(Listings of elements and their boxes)
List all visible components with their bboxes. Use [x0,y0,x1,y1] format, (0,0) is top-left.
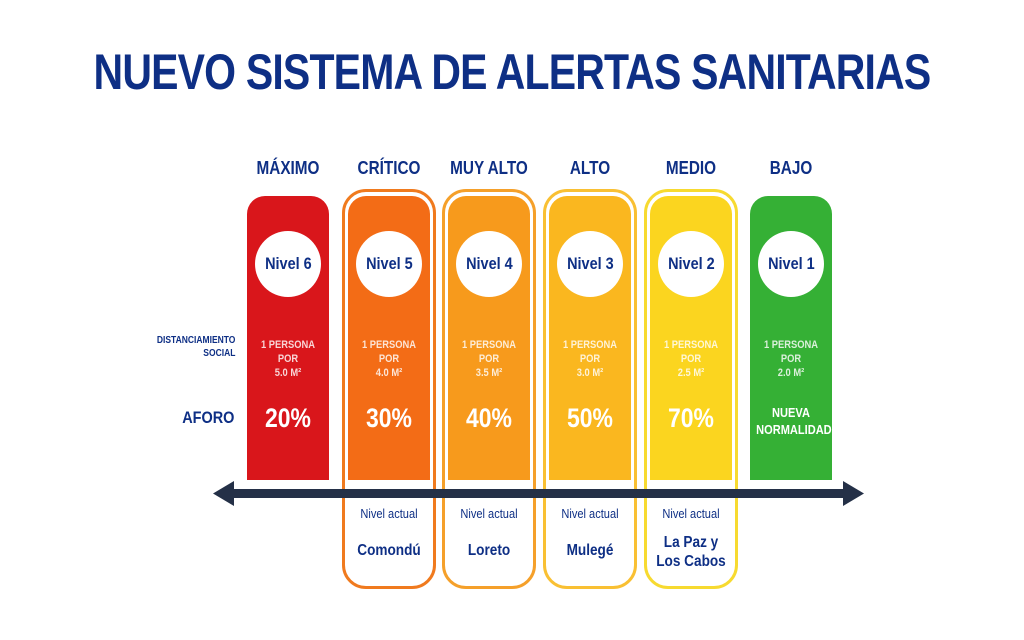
page-title: NUEVO SISTEMA DE ALERTAS SANITARIAS [93,44,932,100]
distance-value: 1 PERSONA POR 4.0 M² [354,338,424,380]
aforo-value: 30% [366,403,412,433]
distance-line1: 1 PERSONA POR [663,339,719,365]
level-badge-label: Nivel 6 [264,254,312,273]
level-bar-4: Nivel 4 1 PERSONA POR 3.5 M² 40% [448,196,530,480]
level-badge-label: Nivel 2 [667,254,715,273]
distance-line2: 5.0 M² [274,367,302,379]
region-comondu: Comondú [357,542,421,559]
distanciamiento-label-line2: SOCIAL [202,348,235,359]
level-bar-1: Nivel 1 1 PERSONA POR 2.0 M² NUEVA NORMA… [750,196,832,480]
current-level-outline-5 [342,189,436,589]
current-level-label: Nivel actual [460,506,518,521]
current-level-label: Nivel actual [360,506,418,521]
region-mulege: Mulegé [566,542,614,559]
region-line1: La Paz y [663,534,719,551]
distance-line2: 2.5 M² [677,367,705,379]
current-level-outline-2 [644,189,738,589]
aforo-line2: NORMALIDAD [756,422,832,437]
level-bar-2: Nivel 2 1 PERSONA POR 2.5 M² 70% [650,196,732,480]
level-name-maximo: MÁXIMO [256,158,320,178]
distance-value: 1 PERSONA POR 3.0 M² [555,338,625,380]
distance-line1: 1 PERSONA POR [763,339,819,365]
region-loreto: Loreto [467,542,511,559]
distance-line1: 1 PERSONA POR [461,339,517,365]
aforo-value: 20% [265,403,311,433]
distanciamiento-label-line1: DISTANCIAMIENTO [156,335,235,346]
level-name-bajo: BAJO [769,158,813,178]
distance-line2: 3.5 M² [475,367,503,379]
level-name-alto: ALTO [569,158,611,178]
right-arrowhead-icon [843,481,864,506]
aforo-line1: NUEVA [772,405,810,420]
aforo-value: 50% [567,403,613,433]
level-name-critico: CRÍTICO [357,158,421,178]
level-badge: Nivel 5 [356,231,422,297]
level-badge-label: Nivel 3 [566,254,614,273]
current-level-outline-3 [543,189,637,589]
distance-line1: 1 PERSONA POR [562,339,618,365]
level-badge: Nivel 2 [658,231,724,297]
distance-line2: 3.0 M² [576,367,604,379]
distance-value: 1 PERSONA POR 5.0 M² [253,338,323,380]
level-badge: Nivel 4 [456,231,522,297]
level-badge: Nivel 1 [758,231,824,297]
region-la-paz-los-cabos: La Paz y Los Cabos [651,533,731,571]
left-arrowhead-icon [213,481,234,506]
aforo-label: AFORO [181,408,234,427]
current-level-label: Nivel actual [561,506,619,521]
level-bar-5: Nivel 5 1 PERSONA POR 4.0 M² 30% [348,196,430,480]
level-badge: Nivel 3 [557,231,623,297]
aforo-value: 40% [466,403,512,433]
region-line2: Los Cabos [656,553,726,570]
level-badge-label: Nivel 4 [465,254,513,273]
distanciamiento-label: DISTANCIAMIENTO SOCIAL [156,334,235,360]
level-badge: Nivel 6 [255,231,321,297]
level-badge-label: Nivel 5 [365,254,413,273]
distance-value: 1 PERSONA POR 2.5 M² [656,338,726,380]
level-bar-6: Nivel 6 1 PERSONA POR 5.0 M² 20% [247,196,329,480]
level-badge-label: Nivel 1 [767,254,815,273]
distance-line1: 1 PERSONA POR [260,339,316,365]
distance-line2: 4.0 M² [375,367,403,379]
aforo-value: 70% [668,403,714,433]
distance-value: 1 PERSONA POR 3.5 M² [454,338,524,380]
level-bar-3: Nivel 3 1 PERSONA POR 3.0 M² 50% [549,196,631,480]
level-name-muy-alto: MUY ALTO [450,158,528,178]
level-name-medio: MEDIO [665,158,717,178]
current-level-outline-4 [442,189,536,589]
distance-value: 1 PERSONA POR 2.0 M² [756,338,826,380]
axis-line [230,489,844,498]
distance-line1: 1 PERSONA POR [361,339,417,365]
aforo-value: NUEVA NORMALIDAD [756,404,832,438]
current-level-label: Nivel actual [662,506,720,521]
distance-line2: 2.0 M² [777,367,805,379]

** Aim of the task **
Reproduce each of the entries above verbatim, line for line, but omit the pictures.

** Task response **
List all visible components with their bboxes. Use [x0,y0,x1,y1] format, (0,0) is top-left.
page-title: NUEVO SISTEMA DE ALERTAS SANITARIAS [93,44,932,100]
distance-value: 1 PERSONA POR 4.0 M² [354,338,424,380]
aforo-value: 30% [366,403,412,433]
distance-line1: 1 PERSONA POR [663,339,719,365]
level-badge-label: Nivel 6 [264,254,312,273]
level-bar-4: Nivel 4 1 PERSONA POR 3.5 M² 40% [448,196,530,480]
level-badge-label: Nivel 2 [667,254,715,273]
distance-line2: 5.0 M² [274,367,302,379]
region-comondu: Comondú [357,542,421,559]
distanciamiento-label-line2: SOCIAL [202,348,235,359]
level-bar-1: Nivel 1 1 PERSONA POR 2.0 M² NUEVA NORMA… [750,196,832,480]
current-level-outline-5 [342,189,436,589]
current-level-label: Nivel actual [460,506,518,521]
current-level-label: Nivel actual [360,506,418,521]
region-mulege: Mulegé [566,542,614,559]
region-line1: La Paz y [663,534,719,551]
distance-line2: 2.5 M² [677,367,705,379]
current-level-outline-2 [644,189,738,589]
aforo-line2: NORMALIDAD [756,422,832,437]
level-bar-2: Nivel 2 1 PERSONA POR 2.5 M² 70% [650,196,732,480]
level-name-maximo: MÁXIMO [256,158,320,178]
distance-value: 1 PERSONA POR 3.0 M² [555,338,625,380]
distance-line1: 1 PERSONA POR [763,339,819,365]
region-loreto: Loreto [467,542,511,559]
distance-line1: 1 PERSONA POR [461,339,517,365]
aforo-value: 20% [265,403,311,433]
distanciamiento-label-line1: DISTANCIAMIENTO [156,335,235,346]
level-name-bajo: BAJO [769,158,813,178]
distance-line2: 3.5 M² [475,367,503,379]
level-name-alto: ALTO [569,158,611,178]
right-arrowhead-icon [843,481,864,506]
aforo-line1: NUEVA [772,405,810,420]
aforo-value: 50% [567,403,613,433]
level-name-critico: CRÍTICO [357,158,421,178]
level-badge: Nivel 5 [356,231,422,297]
level-badge-label: Nivel 3 [566,254,614,273]
current-level-outline-3 [543,189,637,589]
distance-line1: 1 PERSONA POR [562,339,618,365]
level-badge: Nivel 2 [658,231,724,297]
distance-line2: 3.0 M² [576,367,604,379]
distance-value: 1 PERSONA POR 5.0 M² [253,338,323,380]
level-badge: Nivel 4 [456,231,522,297]
level-badge: Nivel 1 [758,231,824,297]
region-la-paz-los-cabos: La Paz y Los Cabos [651,533,731,571]
left-arrowhead-icon [213,481,234,506]
aforo-label: AFORO [181,408,234,427]
current-level-label: Nivel actual [561,506,619,521]
level-bar-5: Nivel 5 1 PERSONA POR 4.0 M² 30% [348,196,430,480]
level-badge: Nivel 3 [557,231,623,297]
aforo-value: 40% [466,403,512,433]
region-line2: Los Cabos [656,553,726,570]
level-badge-label: Nivel 4 [465,254,513,273]
distanciamiento-label: DISTANCIAMIENTO SOCIAL [156,334,235,360]
level-badge: Nivel 6 [255,231,321,297]
level-badge-label: Nivel 5 [365,254,413,273]
distance-value: 1 PERSONA POR 2.5 M² [656,338,726,380]
level-bar-6: Nivel 6 1 PERSONA POR 5.0 M² 20% [247,196,329,480]
level-badge-label: Nivel 1 [767,254,815,273]
distance-line1: 1 PERSONA POR [260,339,316,365]
distance-line2: 4.0 M² [375,367,403,379]
aforo-value: 70% [668,403,714,433]
distance-value: 1 PERSONA POR 3.5 M² [454,338,524,380]
level-bar-3: Nivel 3 1 PERSONA POR 3.0 M² 50% [549,196,631,480]
level-name-muy-alto: MUY ALTO [450,158,528,178]
level-name-medio: MEDIO [665,158,717,178]
current-level-outline-4 [442,189,536,589]
distance-value: 1 PERSONA POR 2.0 M² [756,338,826,380]
axis-line [230,489,844,498]
distance-line1: 1 PERSONA POR [361,339,417,365]
aforo-value: NUEVA NORMALIDAD [756,404,832,438]
current-level-label: Nivel actual [662,506,720,521]
distance-line2: 2.0 M² [777,367,805,379]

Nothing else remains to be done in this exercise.